--- TASK DIRECTIONS ---
Reproduce all the entries precisely.

--- PROVIDED RECORDS ---
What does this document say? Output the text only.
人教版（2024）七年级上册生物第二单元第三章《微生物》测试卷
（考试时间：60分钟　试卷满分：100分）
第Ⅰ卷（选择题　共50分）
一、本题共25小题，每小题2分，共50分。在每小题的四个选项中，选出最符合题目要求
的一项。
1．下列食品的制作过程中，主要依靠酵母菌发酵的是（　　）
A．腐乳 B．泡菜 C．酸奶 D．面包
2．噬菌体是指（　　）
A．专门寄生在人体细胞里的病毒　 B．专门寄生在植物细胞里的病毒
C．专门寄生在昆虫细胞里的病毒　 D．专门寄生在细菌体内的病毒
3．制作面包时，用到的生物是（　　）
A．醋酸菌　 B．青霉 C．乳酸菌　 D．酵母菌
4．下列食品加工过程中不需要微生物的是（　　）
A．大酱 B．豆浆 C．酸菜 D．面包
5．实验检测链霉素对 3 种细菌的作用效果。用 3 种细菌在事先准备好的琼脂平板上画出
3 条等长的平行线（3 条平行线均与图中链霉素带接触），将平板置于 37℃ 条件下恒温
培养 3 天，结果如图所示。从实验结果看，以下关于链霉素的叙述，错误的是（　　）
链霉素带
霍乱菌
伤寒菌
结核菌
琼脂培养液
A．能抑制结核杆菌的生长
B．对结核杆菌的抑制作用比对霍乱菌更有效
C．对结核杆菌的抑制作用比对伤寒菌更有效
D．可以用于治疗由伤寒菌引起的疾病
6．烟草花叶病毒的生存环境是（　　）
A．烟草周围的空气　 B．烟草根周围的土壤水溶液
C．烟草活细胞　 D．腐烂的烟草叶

--- WRITTEN RESPONSE ---
What does this document say? Output the text only.
人教版（2024）七年级上册生物第二单元第三章《微生物》测试卷
（考试时间：60分钟　试卷满分：100分）
第Ⅰ卷（选择题　共50分）
一、本题共25小题，每小题2分，共50分。在每小题的四个选项中，选出最符合题目要求
的一项。
1．下列食品的制作过程中，主要依靠酵母菌发酵的是（　　）
A．腐乳 B．泡菜 C．酸奶 D．面包
2．噬菌体是指（　　）
A．专门寄生在人体细胞里的病毒　 B．专门寄生在植物细胞里的病毒
C．专门寄生在昆虫细胞里的病毒　 D．专门寄生在细菌体内的病毒
3．制作面包时，用到的生物是（　　）
A．醋酸菌　 B．青霉 C．乳酸菌　 D．酵母菌
4．下列食品加工过程中不需要微生物的是（　　）
A．大酱 B．豆浆 C．酸菜 D．面包
5．实验检测链霉素对 3 种细菌的作用效果。用 3 种细菌在事先准备好的琼脂平板上画出
3 条等长的平行线（3 条平行线均与图中链霉素带接触），将平板置于 37℃ 条件下恒温
培养 3 天，结果如图所示。从实验结果看，以下关于链霉素的叙述，错误的是（　　）
链霉素带
霍乱菌
伤寒菌
结核菌
琼脂培养液
A．能抑制结核杆菌的生长
B．对结核杆菌的抑制作用比对霍乱菌更有效
C．对结核杆菌的抑制作用比对伤寒菌更有效
D．可以用于治疗由伤寒菌引起的疾病
6．烟草花叶病毒的生存环境是（　　）
A．烟草周围的空气　 B．烟草根周围的土壤水溶液
C．烟草活细胞　 D．腐烂的烟草叶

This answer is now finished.